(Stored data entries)
########################################
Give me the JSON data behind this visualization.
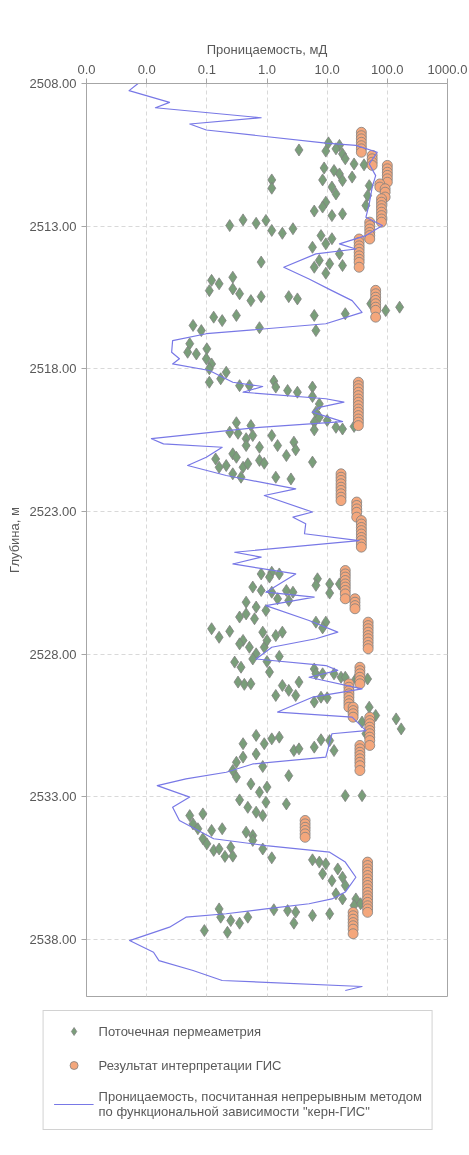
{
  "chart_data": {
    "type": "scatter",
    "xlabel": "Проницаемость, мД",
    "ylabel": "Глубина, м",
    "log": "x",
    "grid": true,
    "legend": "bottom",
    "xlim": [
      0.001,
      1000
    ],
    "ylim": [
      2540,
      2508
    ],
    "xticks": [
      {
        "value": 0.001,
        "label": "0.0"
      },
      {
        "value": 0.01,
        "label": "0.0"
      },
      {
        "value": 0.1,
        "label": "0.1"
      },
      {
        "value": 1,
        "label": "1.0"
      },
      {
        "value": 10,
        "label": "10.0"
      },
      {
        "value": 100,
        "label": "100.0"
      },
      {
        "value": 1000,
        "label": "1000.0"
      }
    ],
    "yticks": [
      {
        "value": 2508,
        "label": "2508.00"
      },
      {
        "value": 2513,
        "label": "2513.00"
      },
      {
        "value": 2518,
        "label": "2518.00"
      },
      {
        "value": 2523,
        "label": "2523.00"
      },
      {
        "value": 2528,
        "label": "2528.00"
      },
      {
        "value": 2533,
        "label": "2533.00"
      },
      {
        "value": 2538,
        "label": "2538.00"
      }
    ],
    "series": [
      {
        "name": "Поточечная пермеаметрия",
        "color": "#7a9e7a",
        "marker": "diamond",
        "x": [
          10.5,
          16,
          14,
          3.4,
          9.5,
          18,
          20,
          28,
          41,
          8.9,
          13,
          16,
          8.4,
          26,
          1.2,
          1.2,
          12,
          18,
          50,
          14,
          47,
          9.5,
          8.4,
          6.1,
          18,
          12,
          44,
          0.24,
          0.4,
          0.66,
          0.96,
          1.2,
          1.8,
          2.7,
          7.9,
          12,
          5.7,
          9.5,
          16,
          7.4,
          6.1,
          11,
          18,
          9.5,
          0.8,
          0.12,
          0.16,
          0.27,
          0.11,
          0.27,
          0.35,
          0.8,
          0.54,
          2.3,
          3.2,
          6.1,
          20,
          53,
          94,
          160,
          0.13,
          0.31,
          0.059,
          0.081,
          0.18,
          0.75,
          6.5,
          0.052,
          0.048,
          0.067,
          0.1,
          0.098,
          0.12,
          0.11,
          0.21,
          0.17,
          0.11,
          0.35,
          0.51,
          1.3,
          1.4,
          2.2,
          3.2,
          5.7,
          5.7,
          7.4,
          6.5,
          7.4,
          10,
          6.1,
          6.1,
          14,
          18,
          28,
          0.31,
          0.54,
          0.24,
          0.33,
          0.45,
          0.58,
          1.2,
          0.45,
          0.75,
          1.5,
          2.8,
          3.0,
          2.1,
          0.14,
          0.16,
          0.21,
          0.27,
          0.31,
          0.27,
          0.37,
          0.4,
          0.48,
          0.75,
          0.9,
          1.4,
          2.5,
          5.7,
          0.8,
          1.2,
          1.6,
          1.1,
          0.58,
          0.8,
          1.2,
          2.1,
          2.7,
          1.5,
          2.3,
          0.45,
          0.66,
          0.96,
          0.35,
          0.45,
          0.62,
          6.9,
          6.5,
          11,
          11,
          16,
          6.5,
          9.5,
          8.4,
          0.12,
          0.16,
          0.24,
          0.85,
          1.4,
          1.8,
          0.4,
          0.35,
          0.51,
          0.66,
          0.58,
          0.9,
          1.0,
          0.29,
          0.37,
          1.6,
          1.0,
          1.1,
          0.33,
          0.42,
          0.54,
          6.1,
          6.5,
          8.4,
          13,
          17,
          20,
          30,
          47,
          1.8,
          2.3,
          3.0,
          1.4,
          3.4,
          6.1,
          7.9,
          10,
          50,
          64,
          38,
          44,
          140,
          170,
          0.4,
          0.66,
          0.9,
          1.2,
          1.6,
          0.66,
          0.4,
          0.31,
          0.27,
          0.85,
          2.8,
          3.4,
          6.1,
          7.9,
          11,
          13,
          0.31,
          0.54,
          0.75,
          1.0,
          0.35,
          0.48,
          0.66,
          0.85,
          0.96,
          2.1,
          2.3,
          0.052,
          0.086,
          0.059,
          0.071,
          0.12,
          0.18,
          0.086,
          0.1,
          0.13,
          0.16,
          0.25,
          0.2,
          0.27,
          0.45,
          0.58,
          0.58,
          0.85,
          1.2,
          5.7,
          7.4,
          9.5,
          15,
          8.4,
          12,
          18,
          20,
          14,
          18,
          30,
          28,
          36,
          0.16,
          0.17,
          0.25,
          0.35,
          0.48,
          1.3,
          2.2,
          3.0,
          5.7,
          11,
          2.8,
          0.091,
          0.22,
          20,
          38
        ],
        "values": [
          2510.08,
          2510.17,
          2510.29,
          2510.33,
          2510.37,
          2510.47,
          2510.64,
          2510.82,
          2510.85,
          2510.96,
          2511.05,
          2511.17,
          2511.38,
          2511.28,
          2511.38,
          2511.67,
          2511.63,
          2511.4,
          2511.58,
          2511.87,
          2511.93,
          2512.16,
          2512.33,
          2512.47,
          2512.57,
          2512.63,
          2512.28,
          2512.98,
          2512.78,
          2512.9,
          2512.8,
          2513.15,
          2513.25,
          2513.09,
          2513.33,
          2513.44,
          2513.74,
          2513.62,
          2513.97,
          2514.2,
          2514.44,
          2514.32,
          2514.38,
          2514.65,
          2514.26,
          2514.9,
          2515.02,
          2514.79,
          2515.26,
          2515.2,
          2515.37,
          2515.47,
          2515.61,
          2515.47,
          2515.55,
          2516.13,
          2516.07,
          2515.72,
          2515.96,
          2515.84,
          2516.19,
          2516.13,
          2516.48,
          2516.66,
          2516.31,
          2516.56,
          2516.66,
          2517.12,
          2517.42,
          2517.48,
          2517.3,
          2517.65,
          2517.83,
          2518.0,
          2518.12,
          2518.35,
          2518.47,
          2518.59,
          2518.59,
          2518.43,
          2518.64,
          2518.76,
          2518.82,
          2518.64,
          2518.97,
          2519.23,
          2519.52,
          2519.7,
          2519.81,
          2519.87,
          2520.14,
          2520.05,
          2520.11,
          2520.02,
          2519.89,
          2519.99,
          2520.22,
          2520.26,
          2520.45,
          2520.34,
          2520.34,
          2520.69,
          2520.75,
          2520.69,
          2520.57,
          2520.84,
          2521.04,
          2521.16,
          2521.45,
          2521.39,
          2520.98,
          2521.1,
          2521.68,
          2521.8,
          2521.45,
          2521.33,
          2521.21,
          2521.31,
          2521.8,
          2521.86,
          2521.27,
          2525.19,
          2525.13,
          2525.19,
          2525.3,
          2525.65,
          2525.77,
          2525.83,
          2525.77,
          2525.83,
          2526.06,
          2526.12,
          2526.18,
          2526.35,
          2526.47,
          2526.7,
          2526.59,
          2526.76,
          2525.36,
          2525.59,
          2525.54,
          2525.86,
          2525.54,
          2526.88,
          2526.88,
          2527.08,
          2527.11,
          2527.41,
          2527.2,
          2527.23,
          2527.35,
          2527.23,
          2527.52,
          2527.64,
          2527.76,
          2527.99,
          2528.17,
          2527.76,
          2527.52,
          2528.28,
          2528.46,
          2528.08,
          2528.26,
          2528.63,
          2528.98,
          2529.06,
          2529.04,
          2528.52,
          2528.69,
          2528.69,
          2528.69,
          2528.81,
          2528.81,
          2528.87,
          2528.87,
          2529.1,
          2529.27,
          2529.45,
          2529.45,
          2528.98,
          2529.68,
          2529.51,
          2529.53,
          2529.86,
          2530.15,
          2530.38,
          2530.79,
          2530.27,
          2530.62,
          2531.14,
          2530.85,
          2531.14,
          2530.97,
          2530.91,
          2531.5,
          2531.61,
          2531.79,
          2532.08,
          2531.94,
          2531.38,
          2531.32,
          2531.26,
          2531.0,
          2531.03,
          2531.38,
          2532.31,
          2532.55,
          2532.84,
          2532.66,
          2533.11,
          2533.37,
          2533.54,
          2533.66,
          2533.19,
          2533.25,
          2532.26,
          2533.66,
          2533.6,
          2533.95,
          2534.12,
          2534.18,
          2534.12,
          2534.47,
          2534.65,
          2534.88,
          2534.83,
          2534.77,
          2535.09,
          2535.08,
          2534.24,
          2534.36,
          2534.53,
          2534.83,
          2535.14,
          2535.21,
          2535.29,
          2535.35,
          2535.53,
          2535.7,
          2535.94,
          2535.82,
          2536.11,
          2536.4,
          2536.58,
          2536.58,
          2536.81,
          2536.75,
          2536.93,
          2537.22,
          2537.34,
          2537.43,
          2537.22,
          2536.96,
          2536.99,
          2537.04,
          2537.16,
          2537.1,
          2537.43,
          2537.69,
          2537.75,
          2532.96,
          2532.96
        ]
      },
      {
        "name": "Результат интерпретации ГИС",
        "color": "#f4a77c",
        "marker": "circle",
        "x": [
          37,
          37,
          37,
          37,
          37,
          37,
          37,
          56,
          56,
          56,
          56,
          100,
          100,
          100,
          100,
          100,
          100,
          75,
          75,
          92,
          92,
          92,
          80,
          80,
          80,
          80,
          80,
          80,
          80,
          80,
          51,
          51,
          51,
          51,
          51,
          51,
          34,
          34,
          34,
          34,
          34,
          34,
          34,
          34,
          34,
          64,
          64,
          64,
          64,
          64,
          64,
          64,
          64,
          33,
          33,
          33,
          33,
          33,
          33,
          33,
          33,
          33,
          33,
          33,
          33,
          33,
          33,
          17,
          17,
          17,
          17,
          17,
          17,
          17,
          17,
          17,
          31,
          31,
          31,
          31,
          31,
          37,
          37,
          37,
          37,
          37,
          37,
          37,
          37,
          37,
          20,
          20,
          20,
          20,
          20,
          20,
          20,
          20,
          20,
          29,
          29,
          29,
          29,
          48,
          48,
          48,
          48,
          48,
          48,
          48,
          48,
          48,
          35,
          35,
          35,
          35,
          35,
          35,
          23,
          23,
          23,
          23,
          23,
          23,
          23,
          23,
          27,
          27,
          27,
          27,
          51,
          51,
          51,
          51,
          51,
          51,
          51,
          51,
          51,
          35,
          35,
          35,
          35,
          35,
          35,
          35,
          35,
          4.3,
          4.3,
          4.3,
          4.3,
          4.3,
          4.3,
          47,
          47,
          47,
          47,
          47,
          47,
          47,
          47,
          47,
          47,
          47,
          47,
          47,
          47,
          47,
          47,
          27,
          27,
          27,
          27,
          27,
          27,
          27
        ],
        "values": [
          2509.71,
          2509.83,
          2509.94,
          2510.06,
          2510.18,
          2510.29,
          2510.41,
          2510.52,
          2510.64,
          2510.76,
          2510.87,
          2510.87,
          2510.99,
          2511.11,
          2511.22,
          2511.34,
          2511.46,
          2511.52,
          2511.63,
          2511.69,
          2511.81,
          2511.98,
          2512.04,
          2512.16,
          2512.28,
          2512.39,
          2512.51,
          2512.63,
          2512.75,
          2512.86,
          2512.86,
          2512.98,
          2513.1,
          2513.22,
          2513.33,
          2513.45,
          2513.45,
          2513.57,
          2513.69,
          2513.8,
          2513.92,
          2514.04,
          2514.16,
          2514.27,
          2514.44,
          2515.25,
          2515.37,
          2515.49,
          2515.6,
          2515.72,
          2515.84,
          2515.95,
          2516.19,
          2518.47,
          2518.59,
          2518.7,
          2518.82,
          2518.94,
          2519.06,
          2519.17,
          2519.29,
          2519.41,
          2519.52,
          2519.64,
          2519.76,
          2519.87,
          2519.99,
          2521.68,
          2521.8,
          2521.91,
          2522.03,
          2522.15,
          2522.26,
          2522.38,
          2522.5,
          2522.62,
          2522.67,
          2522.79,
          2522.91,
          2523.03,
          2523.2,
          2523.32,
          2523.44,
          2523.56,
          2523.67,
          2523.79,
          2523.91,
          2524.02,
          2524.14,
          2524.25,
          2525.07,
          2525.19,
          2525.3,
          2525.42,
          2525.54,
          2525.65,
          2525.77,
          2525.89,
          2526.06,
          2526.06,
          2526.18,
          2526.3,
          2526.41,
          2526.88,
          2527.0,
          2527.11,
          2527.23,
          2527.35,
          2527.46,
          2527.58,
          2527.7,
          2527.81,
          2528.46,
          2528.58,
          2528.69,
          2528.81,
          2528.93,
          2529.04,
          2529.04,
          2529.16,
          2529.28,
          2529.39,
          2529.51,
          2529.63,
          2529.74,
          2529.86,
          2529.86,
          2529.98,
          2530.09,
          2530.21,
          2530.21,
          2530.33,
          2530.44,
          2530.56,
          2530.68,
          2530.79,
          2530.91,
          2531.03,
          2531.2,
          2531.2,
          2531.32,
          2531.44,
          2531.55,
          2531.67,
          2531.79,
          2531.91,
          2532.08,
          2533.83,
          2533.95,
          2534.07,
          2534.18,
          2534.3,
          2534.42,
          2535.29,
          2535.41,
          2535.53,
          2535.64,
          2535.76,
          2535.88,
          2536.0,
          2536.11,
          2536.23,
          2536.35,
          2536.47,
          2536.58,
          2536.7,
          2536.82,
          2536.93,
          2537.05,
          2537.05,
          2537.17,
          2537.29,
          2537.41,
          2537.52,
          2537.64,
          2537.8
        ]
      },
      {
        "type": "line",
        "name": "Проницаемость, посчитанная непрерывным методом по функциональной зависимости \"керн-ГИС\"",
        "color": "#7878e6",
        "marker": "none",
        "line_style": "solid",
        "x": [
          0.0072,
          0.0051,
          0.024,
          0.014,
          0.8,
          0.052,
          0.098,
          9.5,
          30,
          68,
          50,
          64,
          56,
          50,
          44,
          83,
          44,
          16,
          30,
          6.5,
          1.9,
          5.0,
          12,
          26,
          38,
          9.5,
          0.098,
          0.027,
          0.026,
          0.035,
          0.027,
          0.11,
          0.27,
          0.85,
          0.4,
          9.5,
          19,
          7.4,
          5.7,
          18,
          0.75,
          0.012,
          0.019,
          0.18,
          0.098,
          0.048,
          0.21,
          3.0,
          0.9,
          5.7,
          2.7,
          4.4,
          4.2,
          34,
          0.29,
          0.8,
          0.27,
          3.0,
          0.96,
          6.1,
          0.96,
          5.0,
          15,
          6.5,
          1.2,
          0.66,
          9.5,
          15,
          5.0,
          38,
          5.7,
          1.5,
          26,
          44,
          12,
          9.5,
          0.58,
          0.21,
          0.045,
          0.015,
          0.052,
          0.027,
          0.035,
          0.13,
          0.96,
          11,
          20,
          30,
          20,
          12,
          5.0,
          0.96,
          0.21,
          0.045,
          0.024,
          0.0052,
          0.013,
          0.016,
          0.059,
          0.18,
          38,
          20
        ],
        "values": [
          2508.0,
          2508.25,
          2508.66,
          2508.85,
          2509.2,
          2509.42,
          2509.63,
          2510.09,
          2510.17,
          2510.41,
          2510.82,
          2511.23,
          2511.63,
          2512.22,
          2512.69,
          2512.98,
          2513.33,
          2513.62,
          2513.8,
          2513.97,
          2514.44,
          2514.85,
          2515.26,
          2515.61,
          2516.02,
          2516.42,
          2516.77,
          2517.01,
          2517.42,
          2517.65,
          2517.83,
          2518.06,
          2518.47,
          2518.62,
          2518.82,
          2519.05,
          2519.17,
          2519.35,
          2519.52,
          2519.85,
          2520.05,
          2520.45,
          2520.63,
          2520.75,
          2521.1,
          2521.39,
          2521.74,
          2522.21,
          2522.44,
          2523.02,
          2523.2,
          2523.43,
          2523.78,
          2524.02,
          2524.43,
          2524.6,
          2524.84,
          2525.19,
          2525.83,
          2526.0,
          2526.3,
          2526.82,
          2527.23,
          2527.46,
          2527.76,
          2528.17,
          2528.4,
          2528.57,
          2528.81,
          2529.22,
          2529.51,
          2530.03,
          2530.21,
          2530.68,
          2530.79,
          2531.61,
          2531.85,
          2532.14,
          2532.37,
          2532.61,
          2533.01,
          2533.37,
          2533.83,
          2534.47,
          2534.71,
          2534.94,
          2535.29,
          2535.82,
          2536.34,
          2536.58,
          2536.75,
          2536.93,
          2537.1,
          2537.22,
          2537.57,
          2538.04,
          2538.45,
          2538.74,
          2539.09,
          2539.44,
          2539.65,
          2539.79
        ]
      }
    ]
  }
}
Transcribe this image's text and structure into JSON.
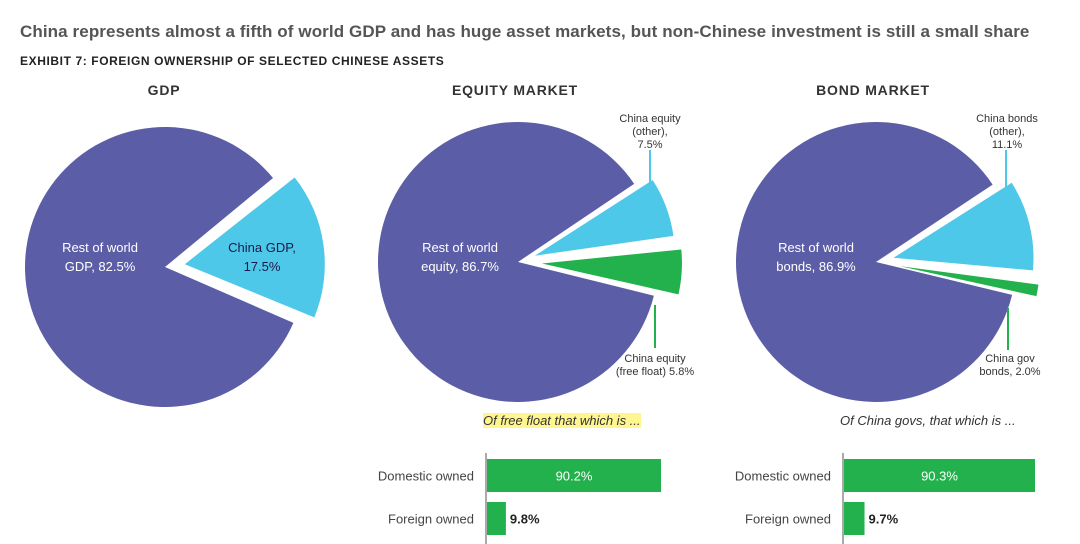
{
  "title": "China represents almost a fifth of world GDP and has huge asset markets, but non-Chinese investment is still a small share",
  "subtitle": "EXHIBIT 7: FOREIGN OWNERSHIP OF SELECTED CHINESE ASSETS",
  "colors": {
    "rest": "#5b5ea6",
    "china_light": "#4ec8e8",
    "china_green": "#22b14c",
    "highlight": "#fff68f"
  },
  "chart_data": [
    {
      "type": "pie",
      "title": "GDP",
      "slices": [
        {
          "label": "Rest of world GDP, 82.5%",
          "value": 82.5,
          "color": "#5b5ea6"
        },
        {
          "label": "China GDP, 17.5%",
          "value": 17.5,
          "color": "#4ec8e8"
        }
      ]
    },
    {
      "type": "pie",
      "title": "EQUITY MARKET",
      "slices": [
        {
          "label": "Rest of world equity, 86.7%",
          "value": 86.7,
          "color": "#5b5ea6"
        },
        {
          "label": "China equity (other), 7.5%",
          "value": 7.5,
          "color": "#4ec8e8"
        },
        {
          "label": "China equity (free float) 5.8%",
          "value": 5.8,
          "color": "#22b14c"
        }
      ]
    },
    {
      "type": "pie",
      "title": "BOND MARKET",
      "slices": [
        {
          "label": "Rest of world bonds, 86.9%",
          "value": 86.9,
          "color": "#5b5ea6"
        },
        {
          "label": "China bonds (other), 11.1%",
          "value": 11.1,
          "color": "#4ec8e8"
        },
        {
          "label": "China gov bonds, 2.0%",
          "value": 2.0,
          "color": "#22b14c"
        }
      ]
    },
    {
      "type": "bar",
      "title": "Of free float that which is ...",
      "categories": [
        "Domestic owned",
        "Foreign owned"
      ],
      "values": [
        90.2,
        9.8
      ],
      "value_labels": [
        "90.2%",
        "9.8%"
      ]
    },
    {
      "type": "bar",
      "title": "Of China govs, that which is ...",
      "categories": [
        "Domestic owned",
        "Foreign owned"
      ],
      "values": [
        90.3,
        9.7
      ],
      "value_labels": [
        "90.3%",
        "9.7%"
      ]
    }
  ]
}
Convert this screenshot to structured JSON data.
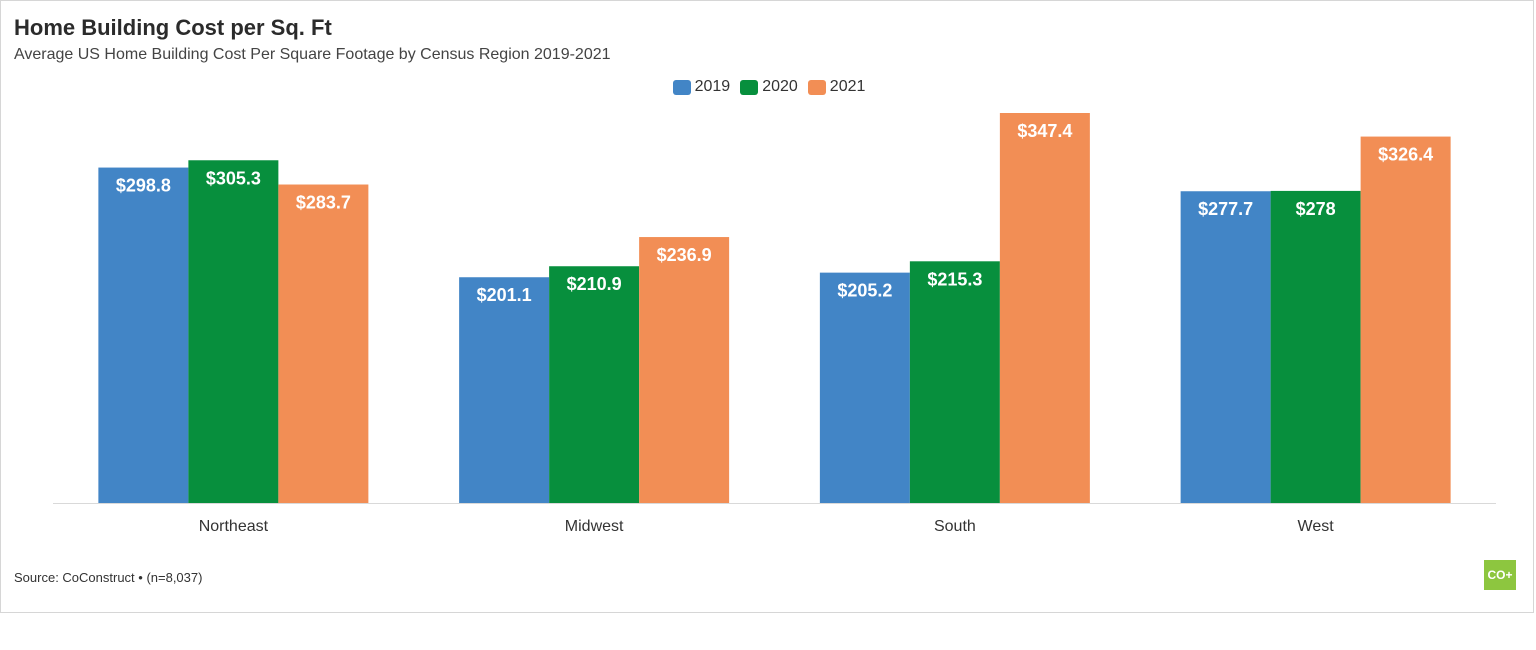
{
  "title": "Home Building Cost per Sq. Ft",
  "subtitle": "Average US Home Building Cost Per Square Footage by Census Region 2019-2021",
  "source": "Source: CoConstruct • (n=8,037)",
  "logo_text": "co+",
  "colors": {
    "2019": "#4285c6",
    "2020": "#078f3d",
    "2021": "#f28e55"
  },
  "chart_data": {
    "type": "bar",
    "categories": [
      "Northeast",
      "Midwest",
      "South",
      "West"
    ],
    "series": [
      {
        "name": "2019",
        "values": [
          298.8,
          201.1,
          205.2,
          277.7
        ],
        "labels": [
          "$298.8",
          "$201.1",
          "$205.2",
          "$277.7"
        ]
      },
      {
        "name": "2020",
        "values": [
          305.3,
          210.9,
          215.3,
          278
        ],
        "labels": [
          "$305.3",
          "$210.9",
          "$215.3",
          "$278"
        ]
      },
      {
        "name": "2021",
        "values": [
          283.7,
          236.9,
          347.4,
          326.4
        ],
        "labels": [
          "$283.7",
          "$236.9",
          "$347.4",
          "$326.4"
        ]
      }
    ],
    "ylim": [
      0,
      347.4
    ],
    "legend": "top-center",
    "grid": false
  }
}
########################################
Only lines with the string "Cost" belong in your answer; copy each one.

  "title": "Home Building Cost per Sq. Ft",
  "subtitle": "Average US Home Building Cost Per Square Footage by Census Region 2019-2021",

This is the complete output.